Entries from a dataset
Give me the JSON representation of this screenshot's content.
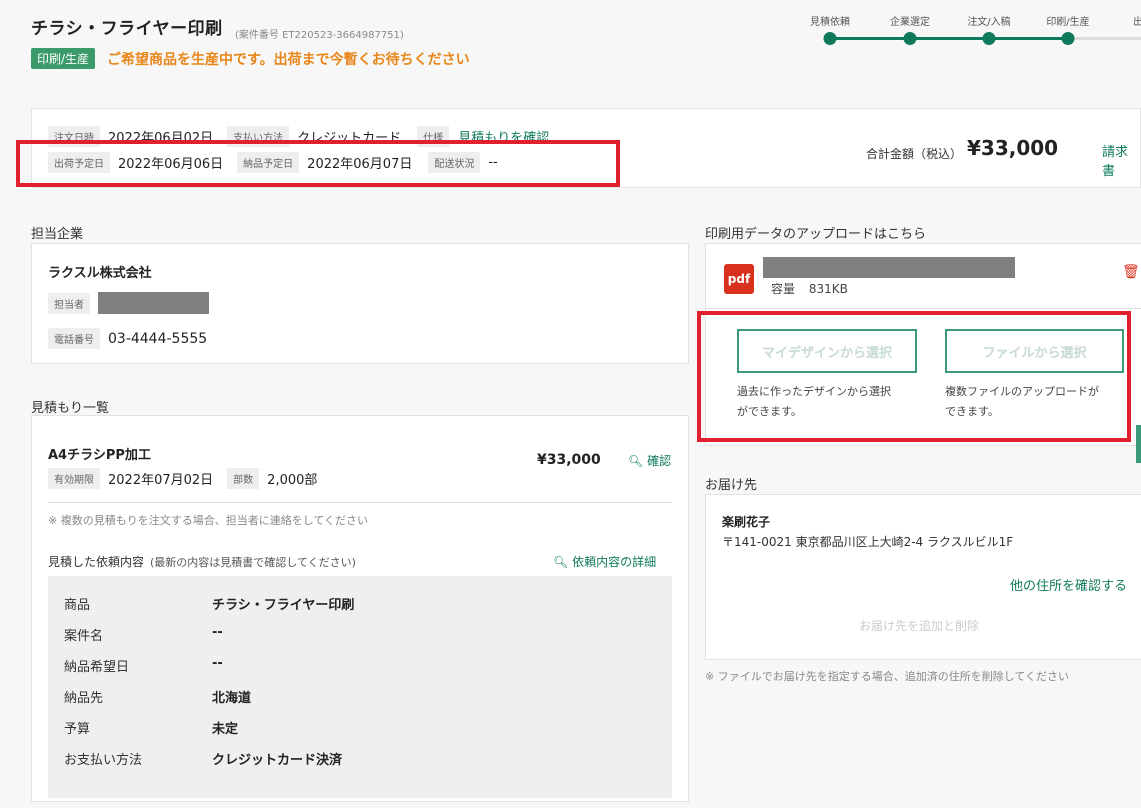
{
  "header": {
    "title": "チラシ・フライヤー印刷",
    "case_no": "(案件番号 ET220523-3664987751)",
    "status_badge": "印刷/生産",
    "status_message": "ご希望商品を生産中です。出荷まで今暫くお待ちください"
  },
  "progress": {
    "steps": [
      "見積依頼",
      "企業選定",
      "注文/入稿",
      "印刷/生産",
      "出"
    ],
    "completed": 4
  },
  "summary": {
    "order_date_label": "注文日時",
    "order_date": "2022年06月02日",
    "payment_label": "支払い方法",
    "payment": "クレジットカード",
    "spec_label": "仕様",
    "spec_link": "見積もりを確認",
    "ship_date_label": "出荷予定日",
    "ship_date": "2022年06月06日",
    "delivery_date_label": "納品予定日",
    "delivery_date": "2022年06月07日",
    "delivery_status_label": "配送状況",
    "delivery_status": "--",
    "total_label": "合計金額（税込）",
    "total": "¥33,000",
    "invoice_link": "請求書"
  },
  "company": {
    "section_title": "担当企業",
    "name": "ラクスル株式会社",
    "person_label": "担当者",
    "phone_label": "電話番号",
    "phone": "03-4444-5555"
  },
  "quotes": {
    "section_title": "見積もり一覧",
    "item_title": "A4チラシPP加工",
    "expiry_label": "有効期限",
    "expiry": "2022年07月02日",
    "qty_label": "部数",
    "qty": "2,000部",
    "price": "¥33,000",
    "confirm": "確認",
    "note": "※ 複数の見積もりを注文する場合、担当者に連絡をしてください",
    "req_title": "見積した依頼内容",
    "req_sub": "(最新の内容は見積書で確認してください)",
    "req_link": "依頼内容の詳細",
    "rows": [
      {
        "k": "商品",
        "v": "チラシ・フライヤー印刷"
      },
      {
        "k": "案件名",
        "v": "--"
      },
      {
        "k": "納品希望日",
        "v": "--"
      },
      {
        "k": "納品先",
        "v": "北海道"
      },
      {
        "k": "予算",
        "v": "未定"
      },
      {
        "k": "お支払い方法",
        "v": "クレジットカード決済"
      }
    ]
  },
  "upload": {
    "section_title": "印刷用データのアップロードはこちら",
    "pdf_label": "pdf",
    "size_label": "容量",
    "size": "831KB",
    "btn_mydesign": "マイデザインから選択",
    "btn_mydesign_desc1": "過去に作ったデザインから選択",
    "btn_mydesign_desc2": "ができます。",
    "btn_file": "ファイルから選択",
    "btn_file_desc1": "複数ファイルのアップロードが",
    "btn_file_desc2": "できます。"
  },
  "delivery": {
    "section_title": "お届け先",
    "name": "楽刷花子",
    "address": "〒141-0021 東京都品川区上大崎2-4 ラクスルビル1F",
    "other_link": "他の住所を確認する",
    "add_delete": "お届け先を追加と削除",
    "note": "※ ファイルでお届け先を指定する場合、追加済の住所を削除してください"
  },
  "colors": {
    "accent": "#0f7a5c",
    "warning": "#e8861a",
    "highlight": "#e0202e",
    "pdf": "#d8321f"
  }
}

» **GIVEN EXERCISE**
Write out the records above exactly as they stand, leaving out every picture.

» **SOLUTION TO THE EXERCISE**
Give me the JSON representation of this screenshot's content.
{
  "header": {
    "title": "チラシ・フライヤー印刷",
    "case_no": "(案件番号 ET220523-3664987751)",
    "status_badge": "印刷/生産",
    "status_message": "ご希望商品を生産中です。出荷まで今暫くお待ちください"
  },
  "progress": {
    "steps": [
      "見積依頼",
      "企業選定",
      "注文/入稿",
      "印刷/生産",
      "出"
    ],
    "completed": 4
  },
  "summary": {
    "order_date_label": "注文日時",
    "order_date": "2022年06月02日",
    "payment_label": "支払い方法",
    "payment": "クレジットカード",
    "spec_label": "仕様",
    "spec_link": "見積もりを確認",
    "ship_date_label": "出荷予定日",
    "ship_date": "2022年06月06日",
    "delivery_date_label": "納品予定日",
    "delivery_date": "2022年06月07日",
    "delivery_status_label": "配送状況",
    "delivery_status": "--",
    "total_label": "合計金額（税込）",
    "total": "¥33,000",
    "invoice_link": "請求書"
  },
  "company": {
    "section_title": "担当企業",
    "name": "ラクスル株式会社",
    "person_label": "担当者",
    "phone_label": "電話番号",
    "phone": "03-4444-5555"
  },
  "quotes": {
    "section_title": "見積もり一覧",
    "item_title": "A4チラシPP加工",
    "expiry_label": "有効期限",
    "expiry": "2022年07月02日",
    "qty_label": "部数",
    "qty": "2,000部",
    "price": "¥33,000",
    "confirm": "確認",
    "note": "※ 複数の見積もりを注文する場合、担当者に連絡をしてください",
    "req_title": "見積した依頼内容",
    "req_sub": "(最新の内容は見積書で確認してください)",
    "req_link": "依頼内容の詳細",
    "rows": [
      {
        "k": "商品",
        "v": "チラシ・フライヤー印刷"
      },
      {
        "k": "案件名",
        "v": "--"
      },
      {
        "k": "納品希望日",
        "v": "--"
      },
      {
        "k": "納品先",
        "v": "北海道"
      },
      {
        "k": "予算",
        "v": "未定"
      },
      {
        "k": "お支払い方法",
        "v": "クレジットカード決済"
      }
    ]
  },
  "upload": {
    "section_title": "印刷用データのアップロードはこちら",
    "pdf_label": "pdf",
    "size_label": "容量",
    "size": "831KB",
    "btn_mydesign": "マイデザインから選択",
    "btn_mydesign_desc1": "過去に作ったデザインから選択",
    "btn_mydesign_desc2": "ができます。",
    "btn_file": "ファイルから選択",
    "btn_file_desc1": "複数ファイルのアップロードが",
    "btn_file_desc2": "できます。"
  },
  "delivery": {
    "section_title": "お届け先",
    "name": "楽刷花子",
    "address": "〒141-0021 東京都品川区上大崎2-4 ラクスルビル1F",
    "other_link": "他の住所を確認する",
    "add_delete": "お届け先を追加と削除",
    "note": "※ ファイルでお届け先を指定する場合、追加済の住所を削除してください"
  },
  "colors": {
    "accent": "#0f7a5c",
    "warning": "#e8861a",
    "highlight": "#e0202e",
    "pdf": "#d8321f"
  }
}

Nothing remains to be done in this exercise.